▼

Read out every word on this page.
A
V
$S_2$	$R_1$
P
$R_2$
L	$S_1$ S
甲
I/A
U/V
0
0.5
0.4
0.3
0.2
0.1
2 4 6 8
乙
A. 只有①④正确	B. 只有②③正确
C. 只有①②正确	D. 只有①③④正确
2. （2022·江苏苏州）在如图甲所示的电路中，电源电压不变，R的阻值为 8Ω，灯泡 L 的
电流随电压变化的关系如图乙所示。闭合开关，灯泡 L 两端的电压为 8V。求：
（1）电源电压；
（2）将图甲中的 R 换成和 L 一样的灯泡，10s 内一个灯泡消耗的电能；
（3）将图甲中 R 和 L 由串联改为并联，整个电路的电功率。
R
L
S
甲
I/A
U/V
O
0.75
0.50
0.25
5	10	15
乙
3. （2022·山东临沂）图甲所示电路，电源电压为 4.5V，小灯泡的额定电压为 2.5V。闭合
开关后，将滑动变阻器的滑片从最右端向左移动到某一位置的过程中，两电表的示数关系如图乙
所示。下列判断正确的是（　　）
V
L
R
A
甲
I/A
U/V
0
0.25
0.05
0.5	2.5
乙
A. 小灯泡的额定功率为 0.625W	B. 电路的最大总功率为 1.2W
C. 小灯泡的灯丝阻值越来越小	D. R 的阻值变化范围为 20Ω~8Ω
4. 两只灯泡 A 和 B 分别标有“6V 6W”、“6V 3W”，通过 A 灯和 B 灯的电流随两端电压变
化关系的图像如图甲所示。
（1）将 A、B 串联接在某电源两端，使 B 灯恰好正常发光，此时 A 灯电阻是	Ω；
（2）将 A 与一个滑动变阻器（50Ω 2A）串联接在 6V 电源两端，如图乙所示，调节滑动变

▲

Each record above should be restated word for word.

- [Task solution]:
Read out every word on this page.
A
V
$S_2$	$R_1$
P
$R_2$
L	$S_1$ S
甲
I/A
U/V
0
0.5
0.4
0.3
0.2
0.1
2 4 6 8
乙
A. 只有①④正确	B. 只有②③正确
C. 只有①②正确	D. 只有①③④正确
2. （2022·江苏苏州）在如图甲所示的电路中，电源电压不变，R的阻值为 8Ω，灯泡 L 的
电流随电压变化的关系如图乙所示。闭合开关，灯泡 L 两端的电压为 8V。求：
（1）电源电压；
（2）将图甲中的 R 换成和 L 一样的灯泡，10s 内一个灯泡消耗的电能；
（3）将图甲中 R 和 L 由串联改为并联，整个电路的电功率。
R
L
S
甲
I/A
U/V
O
0.75
0.50
0.25
5	10	15
乙
3. （2022·山东临沂）图甲所示电路，电源电压为 4.5V，小灯泡的额定电压为 2.5V。闭合
开关后，将滑动变阻器的滑片从最右端向左移动到某一位置的过程中，两电表的示数关系如图乙
所示。下列判断正确的是（　　）
V
L
R
A
甲
I/A
U/V
0
0.25
0.05
0.5	2.5
乙
A. 小灯泡的额定功率为 0.625W	B. 电路的最大总功率为 1.2W
C. 小灯泡的灯丝阻值越来越小	D. R 的阻值变化范围为 20Ω~8Ω
4. 两只灯泡 A 和 B 分别标有“6V 6W”、“6V 3W”，通过 A 灯和 B 灯的电流随两端电压变
化关系的图像如图甲所示。
（1）将 A、B 串联接在某电源两端，使 B 灯恰好正常发光，此时 A 灯电阻是	Ω；
（2）将 A 与一个滑动变阻器（50Ω 2A）串联接在 6V 电源两端，如图乙所示，调节滑动变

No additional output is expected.